▶ DATA SUPPLIED:
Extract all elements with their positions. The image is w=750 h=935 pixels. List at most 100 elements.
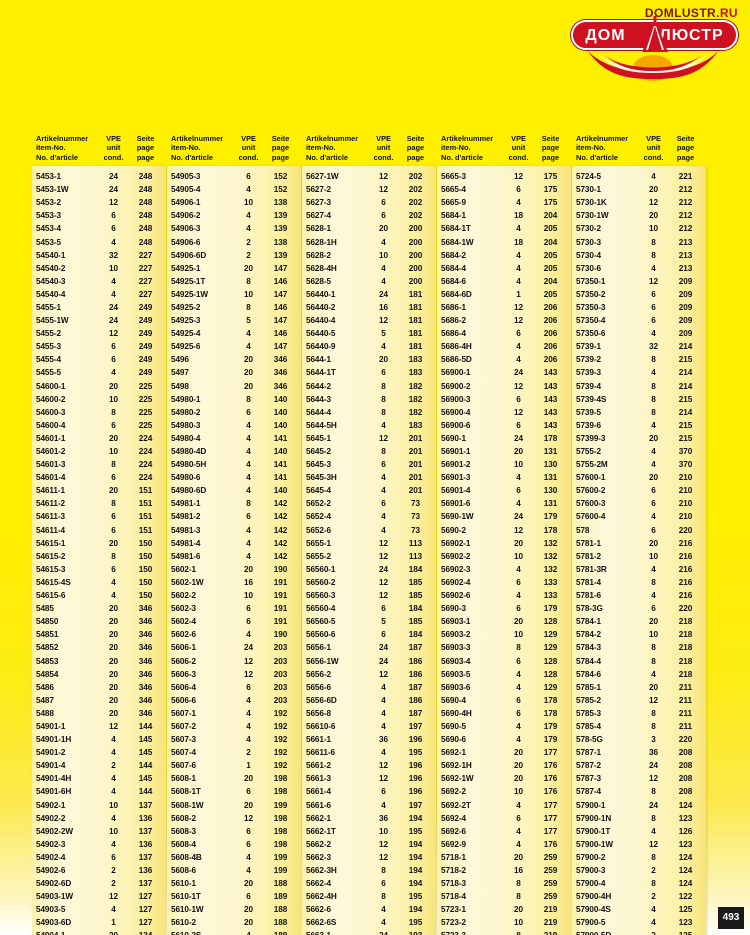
table-row: 5656-2 12 186: [302, 668, 436, 681]
cell-page: 215: [678, 433, 693, 443]
cell-page: 199: [273, 800, 288, 810]
cell-page: 215: [678, 394, 693, 404]
cell-article-number: 5662-6S: [306, 918, 337, 928]
cell-article-number: 5498: [171, 381, 189, 391]
brand-logo: DOMLUSTR.RU ДОМ ЛЮСТР: [565, 6, 740, 84]
cell-unit: 36: [648, 748, 659, 758]
cell-unit: 5: [246, 316, 251, 326]
table-row: 57900-5D2125: [572, 929, 706, 935]
cell-page: 73: [410, 499, 421, 509]
cell-unit: 4: [651, 564, 656, 574]
cell-page: 216: [678, 577, 693, 587]
cell-page: 140: [273, 420, 288, 430]
cell-article-number: 5453-1W: [36, 185, 69, 195]
cell-article-number: 56901-1: [441, 447, 471, 457]
cell-page: 184: [408, 604, 423, 614]
cell-page: 212: [678, 224, 693, 234]
table-row: 5718-4 8 259: [437, 890, 571, 903]
cell-page: 140: [273, 394, 288, 404]
cell-article-number: 5785-2: [576, 695, 601, 705]
cell-article-number: 5607-2: [171, 721, 196, 731]
cell-unit: 4: [111, 905, 116, 915]
cell-unit: 36: [378, 735, 389, 745]
cell-article-number: 54615-4S: [36, 577, 71, 587]
table-row: 5787-1 36 208: [572, 746, 706, 759]
table-row: 54925-4 4 146: [167, 327, 301, 340]
table-row: 5730-1K 12 212: [572, 196, 706, 209]
cell-article-number: 56902-2: [441, 551, 471, 561]
table-row: 5610-2 20 188: [167, 916, 301, 929]
cell-unit: 2: [638, 931, 669, 935]
cell-unit: 8: [651, 852, 656, 862]
cell-unit: 4: [381, 263, 386, 273]
cell-page: 208: [678, 774, 693, 784]
cell-page: 177: [543, 748, 558, 758]
cell-article-number: 57350-4: [576, 316, 606, 326]
cell-article-number: 5488: [36, 708, 54, 718]
cell-article-number: 5787-4: [576, 787, 601, 797]
brand-website-text: DOMLUSTR.RU: [645, 6, 738, 20]
table-row: 56903-4 6 128: [437, 654, 571, 667]
cell-unit: 4: [381, 721, 386, 731]
table-row: 54540-1 32 227: [32, 249, 166, 262]
cell-page: 205: [543, 250, 558, 260]
cell-article-number: 54854: [36, 669, 59, 679]
header-page: Seite page page: [541, 133, 560, 162]
cell-article-number: 54611-2: [36, 499, 65, 509]
cell-unit: 6: [246, 512, 251, 522]
cell-unit: 10: [513, 630, 524, 640]
cell-page: 127: [138, 892, 153, 902]
column-header: Artikelnummer item-No. No. d'article VPE uni…: [32, 120, 166, 166]
cell-unit: 8: [111, 499, 116, 509]
cell-page: 185: [408, 577, 423, 587]
cell-unit: 4: [246, 433, 251, 443]
cell-unit: 8: [381, 866, 386, 876]
table-row: 56902-1 20 132: [437, 537, 571, 550]
table-row: 5602-4 6 191: [167, 615, 301, 628]
cell-page: 192: [273, 708, 288, 718]
table-row: 5644-3 8 182: [302, 393, 436, 406]
cell-article-number: 54615-1: [36, 538, 66, 548]
cell-page: 179: [543, 721, 558, 731]
cell-article-number: 54600-3: [36, 407, 66, 417]
table-row: 5644-2 8 182: [302, 380, 436, 393]
cell-page: 202: [408, 185, 423, 195]
cell-unit: 4: [381, 486, 386, 496]
cell-unit: 4: [111, 813, 116, 823]
table-row: 5656-1 24 187: [302, 641, 436, 654]
table-row: 54611-2 8 151: [32, 497, 166, 510]
cell-page: 146: [273, 302, 288, 312]
cell-article-number: 5663-1: [306, 931, 368, 935]
cell-article-number: 56560-4: [306, 604, 336, 614]
table-row: 54901-6H 4 144: [32, 785, 166, 798]
table-row: 54902-2 4 136: [32, 812, 166, 825]
cell-page: 248: [138, 198, 153, 208]
table-row: 54925-6 4 147: [167, 340, 301, 353]
table-row: 54902-6 2 136: [32, 864, 166, 877]
table-row: 5692-4 6 177: [437, 812, 571, 825]
cell-article-number: 54905-3: [171, 172, 201, 182]
cell-page: 195: [408, 826, 423, 836]
table-row: 5644-4 8 182: [302, 406, 436, 419]
cell-article-number: 56560-2: [306, 577, 336, 587]
cell-page: 124: [678, 852, 693, 862]
table-row: 5781-4 8 216: [572, 576, 706, 589]
cell-page: 205: [543, 289, 558, 299]
cell-article-number: 5739-4: [576, 381, 601, 391]
cell-article-number: 5656-1W: [306, 656, 339, 666]
cell-unit: 4: [246, 708, 251, 718]
cell-unit: 10: [378, 250, 389, 260]
cell-article-number: 54851: [36, 630, 59, 640]
table-row: 5608-1T 6 198: [167, 785, 301, 798]
cell-page: 248: [138, 185, 153, 195]
table-row: 5723-2 10 219: [437, 916, 571, 929]
cell-page: 201: [408, 460, 423, 470]
cell-article-number: 5602-6: [171, 630, 196, 640]
table-row: 5686-1 12 206: [437, 301, 571, 314]
cell-unit: 4: [516, 669, 521, 679]
table-row: 5496 20 346: [167, 353, 301, 366]
table-row: 5718-3 8 259: [437, 877, 571, 890]
header-page: Seite page page: [406, 133, 425, 162]
cell-unit: 20: [108, 669, 119, 679]
cell-unit: 4: [246, 538, 251, 548]
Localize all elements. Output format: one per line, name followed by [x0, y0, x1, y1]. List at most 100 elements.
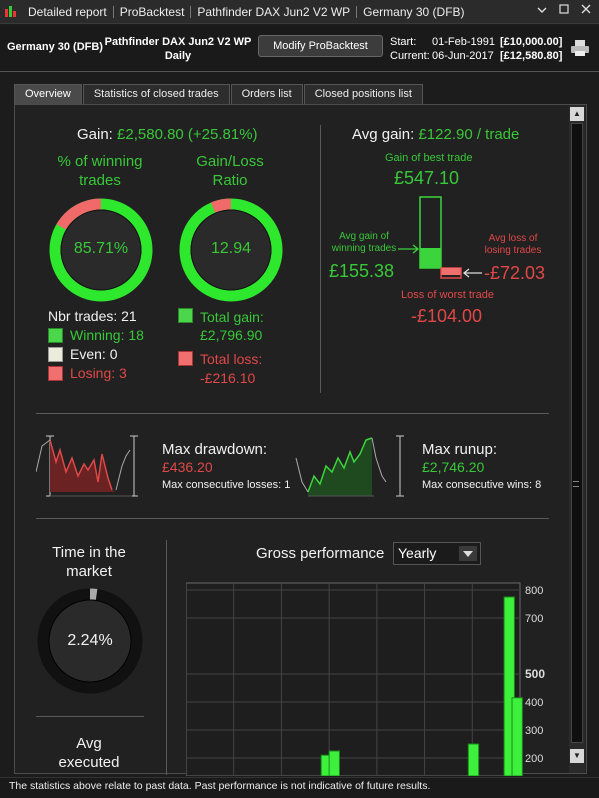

▶ DO THIS:
Please quote word for word everything from the line containing "table-row: 5656-2 12" down to the line containing "cell-page: 140: [273, 394, 288, 404]", including both of those lines.

▶ FINISHED TASK:
table-row: 5656-2 12 186: [302, 668, 436, 681]
cell-page: 215: [678, 433, 693, 443]
cell-page: 199: [273, 800, 288, 810]
cell-page: 215: [678, 394, 693, 404]
cell-article-number: 5662-6S: [306, 918, 337, 928]
cell-article-number: 5498: [171, 381, 189, 391]
brand-logo: DOMLUSTR.RU ДОМ ЛЮСТР: [565, 6, 740, 84]
cell-unit: 36: [648, 748, 659, 758]
cell-unit: 5: [246, 316, 251, 326]
table-row: 57900-5D2125: [572, 929, 706, 935]
cell-page: 73: [410, 499, 421, 509]
cell-unit: 4: [651, 564, 656, 574]
cell-page: 216: [678, 577, 693, 587]
cell-page: 140: [273, 420, 288, 430]
cell-article-number: 5453-1W: [36, 185, 69, 195]
cell-article-number: 56901-1: [441, 447, 471, 457]
cell-page: 184: [408, 604, 423, 614]
cell-page: 212: [678, 224, 693, 234]
table-row: 5718-4 8 259: [437, 890, 571, 903]
cell-page: 140: [273, 394, 288, 404]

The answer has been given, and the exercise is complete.